• Record list:
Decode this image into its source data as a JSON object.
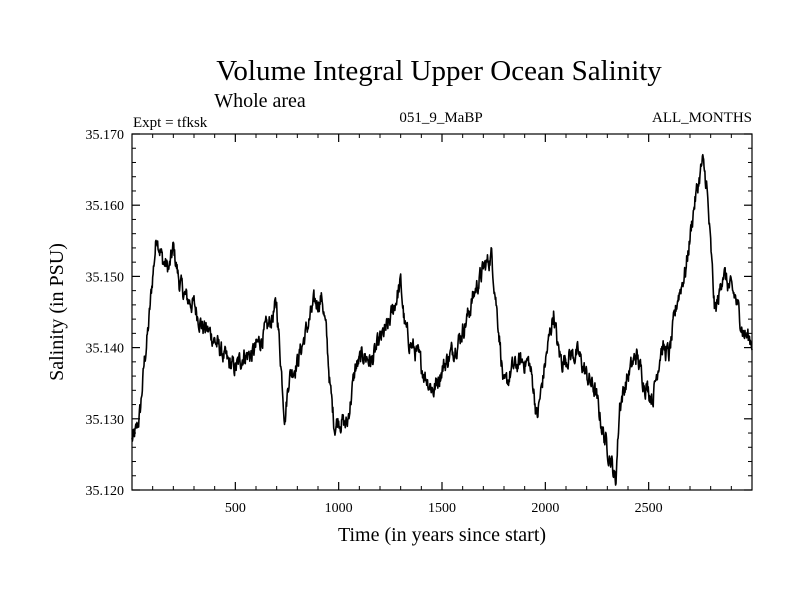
{
  "chart_data": {
    "type": "line",
    "title": "Volume Integral Upper Ocean Salinity",
    "subtitle": "Whole area",
    "experiment_label": "Expt = tfksk",
    "run_label": "051_9_MaBP",
    "period_label": "ALL_MONTHS",
    "xlabel": "Time (in years since start)",
    "ylabel": "Salinity (in PSU)",
    "xlim": [
      0,
      3000
    ],
    "ylim": [
      35.12,
      35.17
    ],
    "x_ticks": [
      500,
      1000,
      1500,
      2000,
      2500
    ],
    "x_tick_labels": [
      "500",
      "1000",
      "1500",
      "2000",
      "2500"
    ],
    "y_ticks": [
      35.12,
      35.13,
      35.14,
      35.15,
      35.16,
      35.17
    ],
    "y_tick_labels": [
      "35.120",
      "35.130",
      "35.140",
      "35.150",
      "35.160",
      "35.170"
    ],
    "grid": false,
    "series": [
      {
        "name": "Salinity",
        "color": "#000000",
        "x": [
          0,
          20,
          40,
          60,
          80,
          100,
          120,
          150,
          180,
          200,
          230,
          260,
          300,
          340,
          380,
          420,
          460,
          500,
          540,
          580,
          620,
          660,
          700,
          720,
          740,
          760,
          800,
          840,
          880,
          920,
          940,
          960,
          980,
          1000,
          1040,
          1080,
          1120,
          1160,
          1200,
          1240,
          1280,
          1300,
          1320,
          1340,
          1380,
          1420,
          1460,
          1500,
          1540,
          1580,
          1620,
          1660,
          1700,
          1740,
          1760,
          1780,
          1800,
          1840,
          1880,
          1920,
          1940,
          1960,
          2000,
          2040,
          2060,
          2080,
          2120,
          2160,
          2200,
          2240,
          2280,
          2320,
          2340,
          2360,
          2400,
          2440,
          2480,
          2520,
          2560,
          2600,
          2640,
          2680,
          2720,
          2760,
          2780,
          2800,
          2820,
          2840,
          2860,
          2880,
          2920,
          2960,
          3000
        ],
        "values": [
          35.127,
          35.128,
          35.131,
          35.138,
          35.143,
          35.15,
          35.156,
          35.152,
          35.151,
          35.154,
          35.149,
          35.147,
          35.146,
          35.143,
          35.142,
          35.14,
          35.138,
          35.137,
          35.139,
          35.139,
          35.141,
          35.143,
          35.146,
          35.138,
          35.13,
          35.136,
          35.138,
          35.142,
          35.146,
          35.147,
          35.142,
          35.134,
          35.129,
          35.13,
          35.129,
          35.137,
          35.139,
          35.138,
          35.141,
          35.143,
          35.147,
          35.149,
          35.143,
          35.141,
          35.139,
          35.136,
          35.134,
          35.137,
          35.139,
          35.141,
          35.144,
          35.148,
          35.151,
          35.153,
          35.147,
          35.141,
          35.134,
          35.137,
          35.138,
          35.138,
          35.135,
          35.13,
          35.138,
          35.145,
          35.14,
          35.138,
          35.139,
          35.139,
          35.136,
          35.134,
          35.128,
          35.124,
          35.121,
          35.132,
          35.136,
          35.139,
          35.135,
          35.133,
          35.14,
          35.139,
          35.147,
          35.151,
          35.16,
          35.166,
          35.163,
          35.154,
          35.145,
          35.147,
          35.151,
          35.149,
          35.147,
          35.142,
          35.141
        ]
      }
    ]
  }
}
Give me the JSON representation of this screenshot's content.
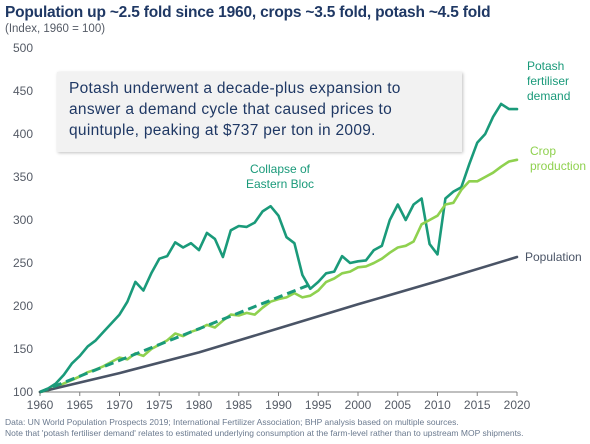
{
  "header": {
    "title": "Population up ~2.5 fold since 1960, crops ~3.5 fold, potash ~4.5 fold",
    "subtitle": "(Index, 1960 = 100)"
  },
  "callout": {
    "text": "Potash underwent a decade-plus  expansion to answer a demand cycle that caused prices to quintuple, peaking at $737 per ton in 2009."
  },
  "annotations": {
    "collapse_line1": "Collapse of",
    "collapse_line2": "Eastern Bloc",
    "potash_line1": "Potash",
    "potash_line2": "fertiliser",
    "potash_line3": "demand",
    "crop_line1": "Crop",
    "crop_line2": "production",
    "population": "Population"
  },
  "footer": {
    "source_line1": "Data: UN World Population Prospects 2019; International Fertilizer Association; BHP analysis based on multiple sources.",
    "source_line2": "Note that 'potash fertiliser demand' relates to estimated underlying consumption at the farm-level rather than to upstream MOP shipments."
  },
  "colors": {
    "potash": "#1a9a7a",
    "crop": "#8fd14f",
    "population": "#4a5466",
    "trend": "#1a9a7a",
    "axis": "#7f7f7f"
  },
  "chart_data": {
    "type": "line",
    "title": "Population up ~2.5 fold since 1960, crops ~3.5 fold, potash ~4.5 fold",
    "ylabel": "(Index, 1960 = 100)",
    "xlim": [
      1960,
      2020
    ],
    "ylim": [
      100,
      500
    ],
    "xticks": [
      1960,
      1965,
      1970,
      1975,
      1980,
      1985,
      1990,
      1995,
      2000,
      2005,
      2010,
      2015,
      2020
    ],
    "yticks": [
      100,
      150,
      200,
      250,
      300,
      350,
      400,
      450,
      500
    ],
    "legend": "none (inline labels)",
    "series": [
      {
        "name": "Potash fertiliser demand",
        "x": [
          1960,
          1961,
          1962,
          1963,
          1964,
          1965,
          1966,
          1967,
          1968,
          1969,
          1970,
          1971,
          1972,
          1973,
          1974,
          1975,
          1976,
          1977,
          1978,
          1979,
          1980,
          1981,
          1982,
          1983,
          1984,
          1985,
          1986,
          1987,
          1988,
          1989,
          1990,
          1991,
          1992,
          1993,
          1994,
          1995,
          1996,
          1997,
          1998,
          1999,
          2000,
          2001,
          2002,
          2003,
          2004,
          2005,
          2006,
          2007,
          2008,
          2009,
          2010,
          2011,
          2012,
          2013,
          2014,
          2015,
          2016,
          2017,
          2018,
          2019,
          2020
        ],
        "y": [
          100,
          104,
          110,
          120,
          133,
          142,
          153,
          160,
          170,
          180,
          190,
          205,
          228,
          218,
          238,
          255,
          258,
          274,
          268,
          273,
          265,
          285,
          278,
          257,
          288,
          293,
          292,
          297,
          310,
          316,
          305,
          280,
          273,
          236,
          220,
          228,
          238,
          240,
          258,
          250,
          252,
          253,
          265,
          270,
          300,
          318,
          300,
          318,
          325,
          272,
          260,
          325,
          333,
          338,
          365,
          390,
          400,
          420,
          435,
          429,
          429
        ],
        "style": "solid"
      },
      {
        "name": "Crop production",
        "x": [
          1960,
          1961,
          1962,
          1963,
          1964,
          1965,
          1966,
          1967,
          1968,
          1969,
          1970,
          1971,
          1972,
          1973,
          1974,
          1975,
          1976,
          1977,
          1978,
          1979,
          1980,
          1981,
          1982,
          1983,
          1984,
          1985,
          1986,
          1987,
          1988,
          1989,
          1990,
          1991,
          1992,
          1993,
          1994,
          1995,
          1996,
          1997,
          1998,
          1999,
          2000,
          2001,
          2002,
          2003,
          2004,
          2005,
          2006,
          2007,
          2008,
          2009,
          2010,
          2011,
          2012,
          2013,
          2014,
          2015,
          2016,
          2017,
          2018,
          2019,
          2020
        ],
        "y": [
          100,
          102,
          105,
          110,
          114,
          118,
          123,
          126,
          130,
          135,
          140,
          138,
          145,
          142,
          150,
          155,
          160,
          168,
          165,
          170,
          173,
          178,
          175,
          183,
          190,
          189,
          192,
          190,
          198,
          205,
          208,
          210,
          215,
          210,
          212,
          218,
          228,
          232,
          238,
          240,
          245,
          246,
          250,
          255,
          262,
          268,
          270,
          275,
          295,
          300,
          305,
          318,
          320,
          335,
          345,
          345,
          350,
          355,
          362,
          368,
          370
        ],
        "style": "solid"
      },
      {
        "name": "Population",
        "x": [
          1960,
          1970,
          1980,
          1990,
          2000,
          2010,
          2020
        ],
        "y": [
          100,
          122,
          146,
          174,
          202,
          229,
          257
        ],
        "style": "solid"
      },
      {
        "name": "Potash trend",
        "x": [
          1960,
          1994
        ],
        "y": [
          100,
          225
        ],
        "style": "dashed"
      }
    ]
  }
}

• Task brief: Copy whichever lines in the listing above contain the word "Salinity".

• Written answer:
    "title": "Volume Integral Upper Ocean Salinity",
    "ylabel": "Salinity (in PSU)",
        "name": "Salinity",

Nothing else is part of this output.